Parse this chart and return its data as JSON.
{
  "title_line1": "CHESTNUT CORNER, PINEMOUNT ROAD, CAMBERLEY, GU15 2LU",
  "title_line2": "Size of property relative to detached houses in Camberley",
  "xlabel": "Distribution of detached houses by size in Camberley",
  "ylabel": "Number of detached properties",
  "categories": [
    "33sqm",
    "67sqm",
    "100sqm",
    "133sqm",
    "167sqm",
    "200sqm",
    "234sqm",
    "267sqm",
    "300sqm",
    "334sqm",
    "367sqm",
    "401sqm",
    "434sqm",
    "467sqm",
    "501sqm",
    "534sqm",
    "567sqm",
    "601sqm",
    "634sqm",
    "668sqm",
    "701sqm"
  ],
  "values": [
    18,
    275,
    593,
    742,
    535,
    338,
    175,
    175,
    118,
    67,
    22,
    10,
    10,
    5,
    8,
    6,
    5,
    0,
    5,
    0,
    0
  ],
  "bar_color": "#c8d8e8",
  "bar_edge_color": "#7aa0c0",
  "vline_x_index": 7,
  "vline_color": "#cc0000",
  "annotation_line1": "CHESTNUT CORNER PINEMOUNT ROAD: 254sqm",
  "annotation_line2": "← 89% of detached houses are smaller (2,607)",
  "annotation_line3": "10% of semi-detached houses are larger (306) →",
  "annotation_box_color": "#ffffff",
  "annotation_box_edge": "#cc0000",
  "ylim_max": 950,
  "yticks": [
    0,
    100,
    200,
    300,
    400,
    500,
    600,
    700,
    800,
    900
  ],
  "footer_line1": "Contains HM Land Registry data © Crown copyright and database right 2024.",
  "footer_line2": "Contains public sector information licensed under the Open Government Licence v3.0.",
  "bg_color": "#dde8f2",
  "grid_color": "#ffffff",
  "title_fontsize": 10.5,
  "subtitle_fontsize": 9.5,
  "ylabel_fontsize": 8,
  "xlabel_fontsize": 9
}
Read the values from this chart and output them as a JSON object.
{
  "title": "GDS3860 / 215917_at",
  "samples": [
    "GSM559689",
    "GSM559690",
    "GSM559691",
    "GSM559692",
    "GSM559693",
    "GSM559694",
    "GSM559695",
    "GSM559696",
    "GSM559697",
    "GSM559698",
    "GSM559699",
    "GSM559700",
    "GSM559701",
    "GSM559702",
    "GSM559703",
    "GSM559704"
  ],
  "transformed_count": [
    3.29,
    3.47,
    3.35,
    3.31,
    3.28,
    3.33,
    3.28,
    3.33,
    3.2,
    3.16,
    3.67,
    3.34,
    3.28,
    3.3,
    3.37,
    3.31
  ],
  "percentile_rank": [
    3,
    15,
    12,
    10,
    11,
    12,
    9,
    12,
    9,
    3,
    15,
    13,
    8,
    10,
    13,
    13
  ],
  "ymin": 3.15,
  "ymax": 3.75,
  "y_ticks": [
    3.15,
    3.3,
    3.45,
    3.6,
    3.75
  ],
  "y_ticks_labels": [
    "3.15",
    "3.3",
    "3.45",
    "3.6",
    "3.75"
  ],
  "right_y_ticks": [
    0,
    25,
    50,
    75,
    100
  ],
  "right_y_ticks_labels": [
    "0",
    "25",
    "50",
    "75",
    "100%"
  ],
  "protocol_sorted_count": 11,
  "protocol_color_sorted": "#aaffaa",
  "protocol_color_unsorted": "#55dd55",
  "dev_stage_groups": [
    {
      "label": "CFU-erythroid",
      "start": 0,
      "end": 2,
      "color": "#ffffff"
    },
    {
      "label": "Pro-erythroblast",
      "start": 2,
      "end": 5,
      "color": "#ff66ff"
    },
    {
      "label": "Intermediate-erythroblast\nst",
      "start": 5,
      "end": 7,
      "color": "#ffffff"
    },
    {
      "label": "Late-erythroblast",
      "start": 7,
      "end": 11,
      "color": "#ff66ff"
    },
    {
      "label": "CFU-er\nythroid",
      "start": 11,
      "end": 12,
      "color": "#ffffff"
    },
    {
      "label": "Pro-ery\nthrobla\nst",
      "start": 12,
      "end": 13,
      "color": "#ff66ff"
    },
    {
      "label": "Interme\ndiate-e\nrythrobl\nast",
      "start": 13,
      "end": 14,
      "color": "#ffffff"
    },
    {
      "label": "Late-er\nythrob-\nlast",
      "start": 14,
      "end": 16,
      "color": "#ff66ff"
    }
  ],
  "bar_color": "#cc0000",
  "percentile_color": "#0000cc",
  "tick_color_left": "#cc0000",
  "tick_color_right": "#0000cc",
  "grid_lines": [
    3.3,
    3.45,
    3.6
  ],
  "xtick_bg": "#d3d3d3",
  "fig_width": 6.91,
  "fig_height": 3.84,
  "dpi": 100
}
━━━━
◆ WRITTEN EXERCISE ◆
Each record above should be returned exactly as it appears.

◆ THE SOLUTION ◆
Parse this chart and return its data as JSON.
{
  "title_line1": "CHESTNUT CORNER, PINEMOUNT ROAD, CAMBERLEY, GU15 2LU",
  "title_line2": "Size of property relative to detached houses in Camberley",
  "xlabel": "Distribution of detached houses by size in Camberley",
  "ylabel": "Number of detached properties",
  "categories": [
    "33sqm",
    "67sqm",
    "100sqm",
    "133sqm",
    "167sqm",
    "200sqm",
    "234sqm",
    "267sqm",
    "300sqm",
    "334sqm",
    "367sqm",
    "401sqm",
    "434sqm",
    "467sqm",
    "501sqm",
    "534sqm",
    "567sqm",
    "601sqm",
    "634sqm",
    "668sqm",
    "701sqm"
  ],
  "values": [
    18,
    275,
    593,
    742,
    535,
    338,
    175,
    175,
    118,
    67,
    22,
    10,
    10,
    5,
    8,
    6,
    5,
    0,
    5,
    0,
    0
  ],
  "bar_color": "#c8d8e8",
  "bar_edge_color": "#7aa0c0",
  "vline_x_index": 7,
  "vline_color": "#cc0000",
  "annotation_line1": "CHESTNUT CORNER PINEMOUNT ROAD: 254sqm",
  "annotation_line2": "← 89% of detached houses are smaller (2,607)",
  "annotation_line3": "10% of semi-detached houses are larger (306) →",
  "annotation_box_color": "#ffffff",
  "annotation_box_edge": "#cc0000",
  "ylim_max": 950,
  "yticks": [
    0,
    100,
    200,
    300,
    400,
    500,
    600,
    700,
    800,
    900
  ],
  "footer_line1": "Contains HM Land Registry data © Crown copyright and database right 2024.",
  "footer_line2": "Contains public sector information licensed under the Open Government Licence v3.0.",
  "bg_color": "#dde8f2",
  "grid_color": "#ffffff",
  "title_fontsize": 10.5,
  "subtitle_fontsize": 9.5,
  "ylabel_fontsize": 8,
  "xlabel_fontsize": 9
}
Read the values from this chart and output them as a JSON object.
{
  "title": "GDS3860 / 215917_at",
  "samples": [
    "GSM559689",
    "GSM559690",
    "GSM559691",
    "GSM559692",
    "GSM559693",
    "GSM559694",
    "GSM559695",
    "GSM559696",
    "GSM559697",
    "GSM559698",
    "GSM559699",
    "GSM559700",
    "GSM559701",
    "GSM559702",
    "GSM559703",
    "GSM559704"
  ],
  "transformed_count": [
    3.29,
    3.47,
    3.35,
    3.31,
    3.28,
    3.33,
    3.28,
    3.33,
    3.2,
    3.16,
    3.67,
    3.34,
    3.28,
    3.3,
    3.37,
    3.31
  ],
  "percentile_rank": [
    3,
    15,
    12,
    10,
    11,
    12,
    9,
    12,
    9,
    3,
    15,
    13,
    8,
    10,
    13,
    13
  ],
  "ymin": 3.15,
  "ymax": 3.75,
  "y_ticks": [
    3.15,
    3.3,
    3.45,
    3.6,
    3.75
  ],
  "y_ticks_labels": [
    "3.15",
    "3.3",
    "3.45",
    "3.6",
    "3.75"
  ],
  "right_y_ticks": [
    0,
    25,
    50,
    75,
    100
  ],
  "right_y_ticks_labels": [
    "0",
    "25",
    "50",
    "75",
    "100%"
  ],
  "protocol_sorted_count": 11,
  "protocol_color_sorted": "#aaffaa",
  "protocol_color_unsorted": "#55dd55",
  "dev_stage_groups": [
    {
      "label": "CFU-erythroid",
      "start": 0,
      "end": 2,
      "color": "#ffffff"
    },
    {
      "label": "Pro-erythroblast",
      "start": 2,
      "end": 5,
      "color": "#ff66ff"
    },
    {
      "label": "Intermediate-erythroblast\nst",
      "start": 5,
      "end": 7,
      "color": "#ffffff"
    },
    {
      "label": "Late-erythroblast",
      "start": 7,
      "end": 11,
      "color": "#ff66ff"
    },
    {
      "label": "CFU-er\nythroid",
      "start": 11,
      "end": 12,
      "color": "#ffffff"
    },
    {
      "label": "Pro-ery\nthrobla\nst",
      "start": 12,
      "end": 13,
      "color": "#ff66ff"
    },
    {
      "label": "Interme\ndiate-e\nrythrobl\nast",
      "start": 13,
      "end": 14,
      "color": "#ffffff"
    },
    {
      "label": "Late-er\nythrob-\nlast",
      "start": 14,
      "end": 16,
      "color": "#ff66ff"
    }
  ],
  "bar_color": "#cc0000",
  "percentile_color": "#0000cc",
  "tick_color_left": "#cc0000",
  "tick_color_right": "#0000cc",
  "grid_lines": [
    3.3,
    3.45,
    3.6
  ],
  "xtick_bg": "#d3d3d3",
  "fig_width": 6.91,
  "fig_height": 3.84,
  "dpi": 100
}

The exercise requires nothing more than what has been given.